Given instruction
Pick every line from the data that holds the word "JSON".

Record extracts

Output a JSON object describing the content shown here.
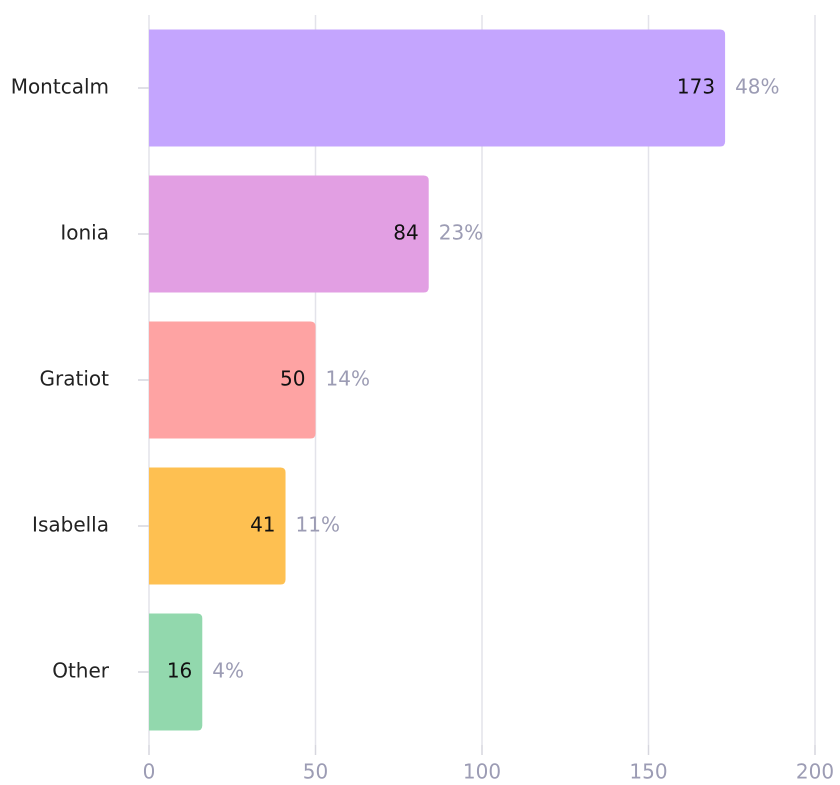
{
  "chart_data": {
    "type": "bar",
    "orientation": "horizontal",
    "categories": [
      "Montcalm",
      "Ionia",
      "Gratiot",
      "Isabella",
      "Other"
    ],
    "values": [
      173,
      84,
      50,
      41,
      16
    ],
    "shares": [
      48,
      23,
      14,
      11,
      4
    ],
    "share_labels": [
      "48%",
      "23%",
      "14%",
      "11%",
      "4%"
    ],
    "colors": [
      "#c4a5fe",
      "#e29fe3",
      "#fea3a3",
      "#fec051",
      "#92d8ad"
    ],
    "xlim": [
      0,
      200
    ],
    "xticks": [
      0,
      50,
      100,
      150,
      200
    ],
    "grid": true
  }
}
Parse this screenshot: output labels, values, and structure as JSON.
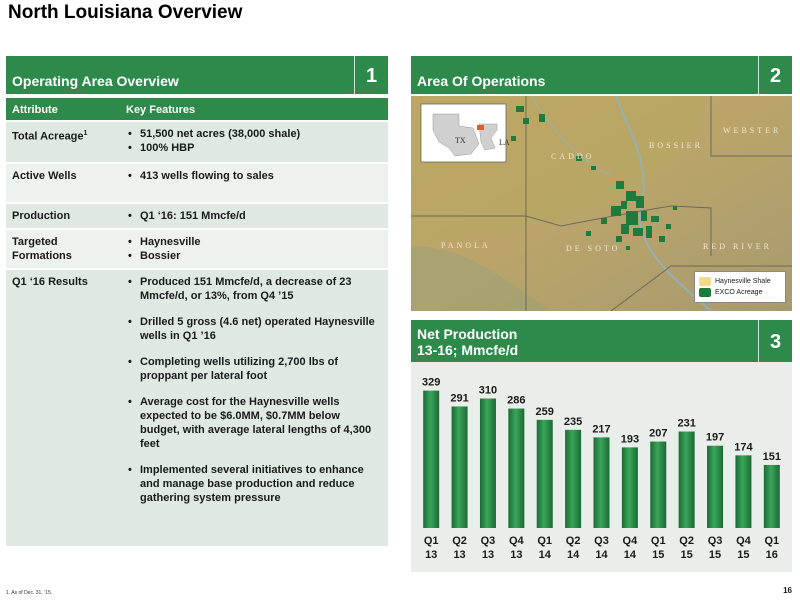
{
  "page": {
    "title": "North Louisiana Overview",
    "page_number": "16",
    "footnote": "1.  As of Dec. 31, ’15."
  },
  "panel1": {
    "title": "Operating Area Overview",
    "number": "1",
    "header": {
      "attribute": "Attribute",
      "features": "Key Features"
    },
    "rows": [
      {
        "attribute": "Total Acreage",
        "sup": "1",
        "features": [
          "51,500 net acres (38,000 shale)",
          "100% HBP"
        ]
      },
      {
        "attribute": "Active Wells",
        "features": [
          "413 wells flowing to sales"
        ]
      },
      {
        "attribute": "Production",
        "features": [
          "Q1 ‘16: 151 Mmcfe/d"
        ]
      },
      {
        "attribute": "Targeted Formations",
        "features": [
          "Haynesville",
          "Bossier"
        ]
      },
      {
        "attribute": "Q1 ‘16 Results",
        "features": [
          "Produced 151 Mmcfe/d, a decrease of 23 Mmcfe/d, or 13%, from Q4 ’15",
          "Drilled 5 gross (4.6 net) operated Haynesville wells in Q1 ’16",
          "Completing wells utilizing 2,700 lbs of proppant per lateral foot",
          "Average cost for the Haynesville wells expected to be $6.0MM, $0.7MM below budget, with average lateral lengths of 4,300 feet",
          "Implemented several initiatives to enhance and manage base production and reduce gathering system pressure"
        ]
      }
    ]
  },
  "panel2": {
    "title": "Area Of Operations",
    "number": "2",
    "map_labels": {
      "tx": "TX",
      "la": "LA",
      "caddo": "CADDO",
      "bossier": "BOSSIER",
      "webster": "WEBSTER",
      "panola": "PANOLA",
      "desoto": "DE SOTO",
      "red_river": "RED RIVER"
    },
    "legend": [
      {
        "label": "Haynesville Shale",
        "color": "#f3d98a"
      },
      {
        "label": "EXCO Acreage",
        "color": "#1f7a3d"
      }
    ]
  },
  "panel3": {
    "title_line1": "Net Production",
    "title_line2": "13-16; Mmcfe/d",
    "number": "3"
  },
  "chart_data": {
    "type": "bar",
    "title": "Net Production 13-16; Mmcfe/d",
    "categories": [
      "Q1 13",
      "Q2 13",
      "Q3 13",
      "Q4 13",
      "Q1 14",
      "Q2 14",
      "Q3 14",
      "Q4 14",
      "Q1 15",
      "Q2 15",
      "Q3 15",
      "Q4 15",
      "Q1 16"
    ],
    "category_lines": [
      [
        "Q1",
        "13"
      ],
      [
        "Q2",
        "13"
      ],
      [
        "Q3",
        "13"
      ],
      [
        "Q4",
        "13"
      ],
      [
        "Q1",
        "14"
      ],
      [
        "Q2",
        "14"
      ],
      [
        "Q3",
        "14"
      ],
      [
        "Q4",
        "14"
      ],
      [
        "Q1",
        "15"
      ],
      [
        "Q2",
        "15"
      ],
      [
        "Q3",
        "15"
      ],
      [
        "Q4",
        "15"
      ],
      [
        "Q1",
        "16"
      ]
    ],
    "values": [
      329,
      291,
      310,
      286,
      259,
      235,
      217,
      193,
      207,
      231,
      197,
      174,
      151
    ],
    "ylim": [
      0,
      340
    ],
    "grid": false,
    "bar_color": "#2e8a4a"
  }
}
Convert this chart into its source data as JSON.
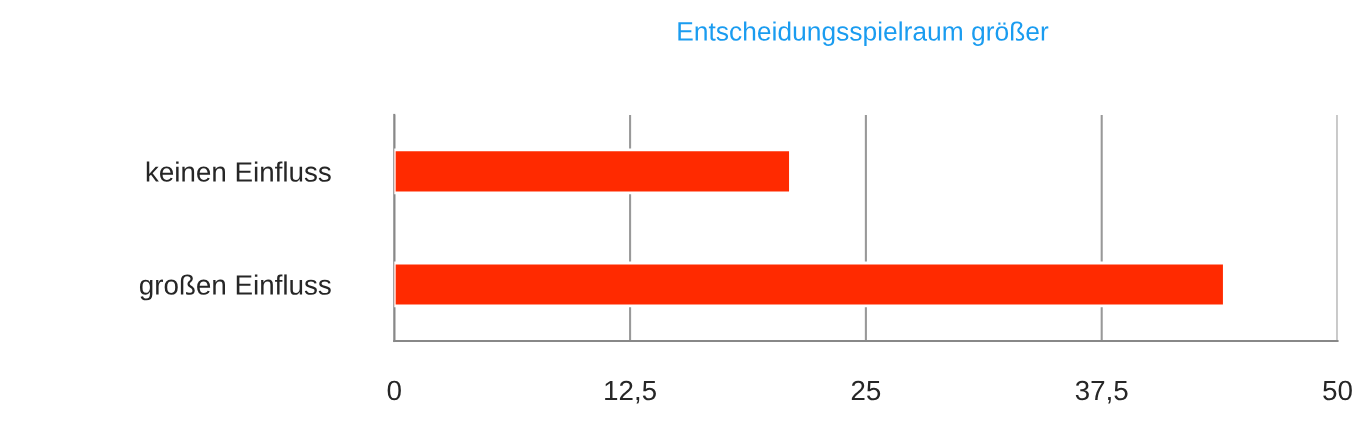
{
  "chart_data": {
    "type": "bar",
    "orientation": "horizontal",
    "title": "Entscheidungsspielraum größer",
    "categories": [
      "keinen Einfluss",
      "großen Einfluss"
    ],
    "values": [
      21,
      44
    ],
    "color": "#ff2a00",
    "xlim": [
      0,
      50
    ],
    "xticks": [
      0,
      {
        "value": 12.5,
        "label": "12,5"
      },
      25,
      {
        "value": 37.5,
        "label": "37,5"
      },
      50
    ],
    "grid": "x",
    "legend": false
  }
}
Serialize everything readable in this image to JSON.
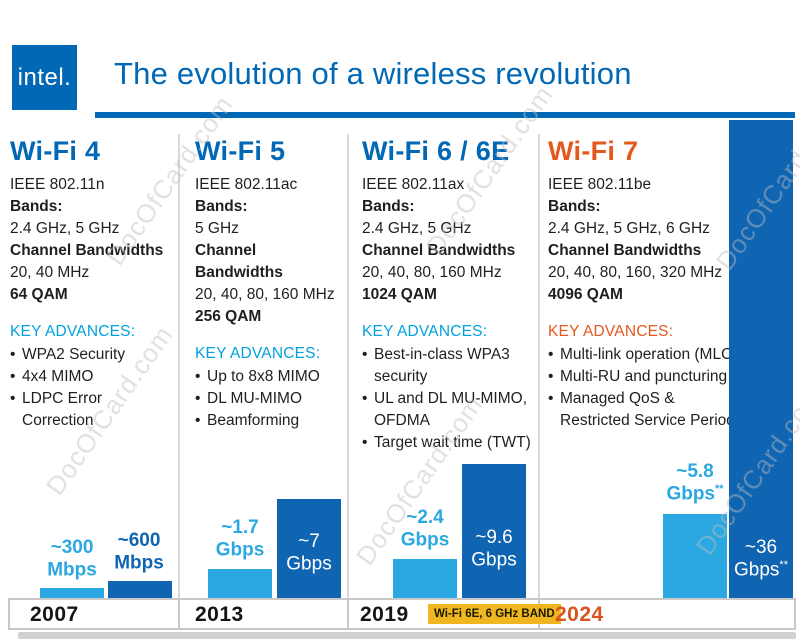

Exercise answer
Output a JSON object describing the content shown here.
Parse this screenshot: output labels, values, and structure as JSON.
Convert this chart into its source data as JSON.
Serialize everything readable in this image to JSON.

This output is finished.